Requirement ->
The data must be written out once more, precisely as given.

Given entries ->
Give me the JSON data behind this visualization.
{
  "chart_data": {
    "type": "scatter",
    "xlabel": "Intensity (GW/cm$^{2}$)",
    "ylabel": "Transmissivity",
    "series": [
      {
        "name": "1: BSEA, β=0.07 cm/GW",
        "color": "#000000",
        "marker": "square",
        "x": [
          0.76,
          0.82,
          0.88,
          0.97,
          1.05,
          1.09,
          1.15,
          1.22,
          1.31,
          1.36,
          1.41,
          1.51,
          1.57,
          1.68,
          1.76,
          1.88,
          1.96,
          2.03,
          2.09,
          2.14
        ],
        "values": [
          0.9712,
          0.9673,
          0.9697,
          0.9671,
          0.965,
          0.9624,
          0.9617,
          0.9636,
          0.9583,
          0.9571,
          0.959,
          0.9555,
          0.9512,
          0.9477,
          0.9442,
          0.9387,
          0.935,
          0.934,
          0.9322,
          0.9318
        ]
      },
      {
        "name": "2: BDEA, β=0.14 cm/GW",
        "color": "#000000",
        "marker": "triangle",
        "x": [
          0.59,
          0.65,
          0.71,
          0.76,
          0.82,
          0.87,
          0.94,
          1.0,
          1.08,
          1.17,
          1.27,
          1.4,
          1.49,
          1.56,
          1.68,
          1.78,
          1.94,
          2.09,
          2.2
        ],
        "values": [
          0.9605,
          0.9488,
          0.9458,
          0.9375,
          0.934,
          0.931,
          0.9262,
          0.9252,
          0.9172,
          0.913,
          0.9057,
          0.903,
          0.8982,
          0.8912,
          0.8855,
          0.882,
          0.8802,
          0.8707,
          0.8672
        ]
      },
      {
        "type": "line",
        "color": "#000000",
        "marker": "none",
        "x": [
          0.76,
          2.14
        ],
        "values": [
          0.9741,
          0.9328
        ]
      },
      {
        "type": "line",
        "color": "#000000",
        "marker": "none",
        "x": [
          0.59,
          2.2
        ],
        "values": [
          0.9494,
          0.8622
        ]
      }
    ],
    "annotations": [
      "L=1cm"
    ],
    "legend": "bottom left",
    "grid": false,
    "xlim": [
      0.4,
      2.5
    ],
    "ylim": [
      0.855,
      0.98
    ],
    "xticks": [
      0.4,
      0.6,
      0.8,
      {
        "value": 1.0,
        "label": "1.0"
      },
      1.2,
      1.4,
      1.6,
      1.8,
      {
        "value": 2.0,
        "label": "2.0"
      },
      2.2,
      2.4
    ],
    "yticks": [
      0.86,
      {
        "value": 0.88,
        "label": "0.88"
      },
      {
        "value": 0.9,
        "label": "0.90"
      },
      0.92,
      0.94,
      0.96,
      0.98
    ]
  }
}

Right answer ->
Give me the JSON data behind this visualization.
{
  "chart_data": {
    "type": "scatter",
    "xlabel": "Intensity (GW/cm$^{2}$)",
    "ylabel": "Transmissivity",
    "series": [
      {
        "name": "1: BSEA, β=0.07 cm/GW",
        "color": "#000000",
        "marker": "square",
        "x": [
          0.76,
          0.82,
          0.88,
          0.97,
          1.05,
          1.09,
          1.15,
          1.22,
          1.31,
          1.36,
          1.41,
          1.51,
          1.57,
          1.68,
          1.76,
          1.88,
          1.96,
          2.03,
          2.09,
          2.14
        ],
        "values": [
          0.9712,
          0.9673,
          0.9697,
          0.9671,
          0.965,
          0.9624,
          0.9617,
          0.9636,
          0.9583,
          0.9571,
          0.959,
          0.9555,
          0.9512,
          0.9477,
          0.9442,
          0.9387,
          0.935,
          0.934,
          0.9322,
          0.9318
        ]
      },
      {
        "name": "2: BDEA, β=0.14 cm/GW",
        "color": "#000000",
        "marker": "triangle",
        "x": [
          0.59,
          0.65,
          0.71,
          0.76,
          0.82,
          0.87,
          0.94,
          1.0,
          1.08,
          1.17,
          1.27,
          1.4,
          1.49,
          1.56,
          1.68,
          1.78,
          1.94,
          2.09,
          2.2
        ],
        "values": [
          0.9605,
          0.9488,
          0.9458,
          0.9375,
          0.934,
          0.931,
          0.9262,
          0.9252,
          0.9172,
          0.913,
          0.9057,
          0.903,
          0.8982,
          0.8912,
          0.8855,
          0.882,
          0.8802,
          0.8707,
          0.8672
        ]
      },
      {
        "type": "line",
        "color": "#000000",
        "marker": "none",
        "x": [
          0.76,
          2.14
        ],
        "values": [
          0.9741,
          0.9328
        ]
      },
      {
        "type": "line",
        "color": "#000000",
        "marker": "none",
        "x": [
          0.59,
          2.2
        ],
        "values": [
          0.9494,
          0.8622
        ]
      }
    ],
    "annotations": [
      "L=1cm"
    ],
    "legend": "bottom left",
    "grid": false,
    "xlim": [
      0.4,
      2.5
    ],
    "ylim": [
      0.855,
      0.98
    ],
    "xticks": [
      0.4,
      0.6,
      0.8,
      {
        "value": 1.0,
        "label": "1.0"
      },
      1.2,
      1.4,
      1.6,
      1.8,
      {
        "value": 2.0,
        "label": "2.0"
      },
      2.2,
      2.4
    ],
    "yticks": [
      0.86,
      {
        "value": 0.88,
        "label": "0.88"
      },
      {
        "value": 0.9,
        "label": "0.90"
      },
      0.92,
      0.94,
      0.96,
      0.98
    ]
  }
}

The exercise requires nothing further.